● **Short exercise**: Extract the full listing verbatim and drop any pictures from your copy.

** BEGIN Records supplied **

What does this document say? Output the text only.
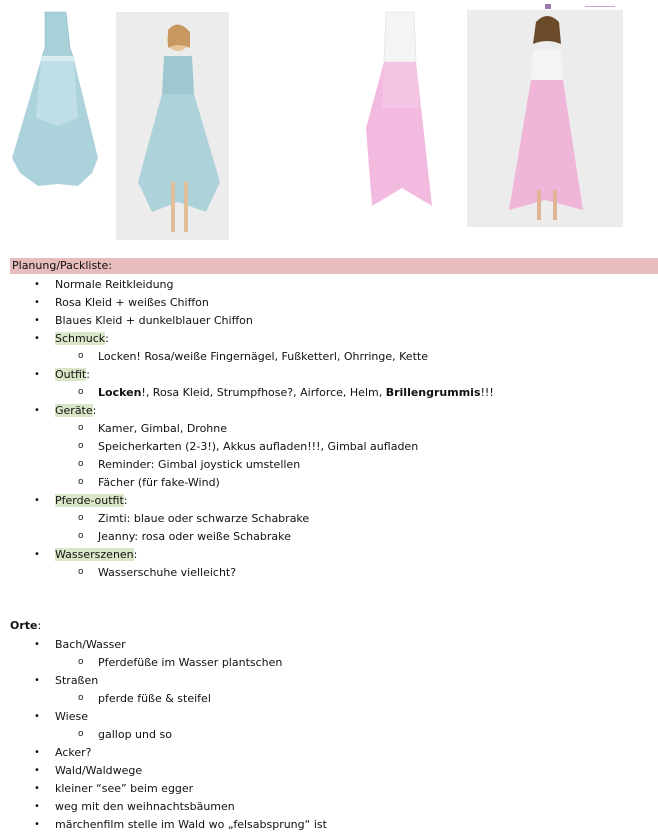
Planung/Packliste:
• Normale Reitkleidung
• Rosa Kleid + weißes Chiffon
• Blaues Kleid + dunkelblauer Chiffon
• Schmuck:
o Locken! Rosa/weiße Fingernägel, Fußketterl, Ohrringe, Kette
• Outfit:
o Locken!, Rosa Kleid, Strumpfhose?, Airforce, Helm, Brillengrummis!!!
• Geräte:
o Kamer, Gimbal, Drohne
o Speicherkarten (2-3!), Akkus aufladen!!!, Gimbal aufladen
o Reminder: Gimbal joystick umstellen
o Fächer (für fake-Wind)
• Pferde-outfit:
o Zimti: blaue oder schwarze Schabrake
o Jeanny: rosa oder weiße Schabrake
• Wasserszenen:
o Wasserschuhe vielleicht?
Orte:
• Bach/Wasser
o Pferdefüße im Wasser plantschen
• Straßen
o pferde füße & steifel
• Wiese
o gallop und so
• Acker?
• Wald/Waldwege
• kleiner “see” beim egger
• weg mit den weihnachtsbäumen
• märchenfilm stelle im Wald wo „felsabsprung“ ist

** END Records supplied **

● **Correct answer**:
What does this document say? Output the text only.
Planung/Packliste:
• Normale Reitkleidung
• Rosa Kleid + weißes Chiffon
• Blaues Kleid + dunkelblauer Chiffon
• Schmuck:
o Locken! Rosa/weiße Fingernägel, Fußketterl, Ohrringe, Kette
• Outfit:
o Locken!, Rosa Kleid, Strumpfhose?, Airforce, Helm, Brillengrummis!!!
• Geräte:
o Kamer, Gimbal, Drohne
o Speicherkarten (2-3!), Akkus aufladen!!!, Gimbal aufladen
o Reminder: Gimbal joystick umstellen
o Fächer (für fake-Wind)
• Pferde-outfit:
o Zimti: blaue oder schwarze Schabrake
o Jeanny: rosa oder weiße Schabrake
• Wasserszenen:
o Wasserschuhe vielleicht?
Orte:
• Bach/Wasser
o Pferdefüße im Wasser plantschen
• Straßen
o pferde füße & steifel
• Wiese
o gallop und so
• Acker?
• Wald/Waldwege
• kleiner “see” beim egger
• weg mit den weihnachtsbäumen
• märchenfilm stelle im Wald wo „felsabsprung“ ist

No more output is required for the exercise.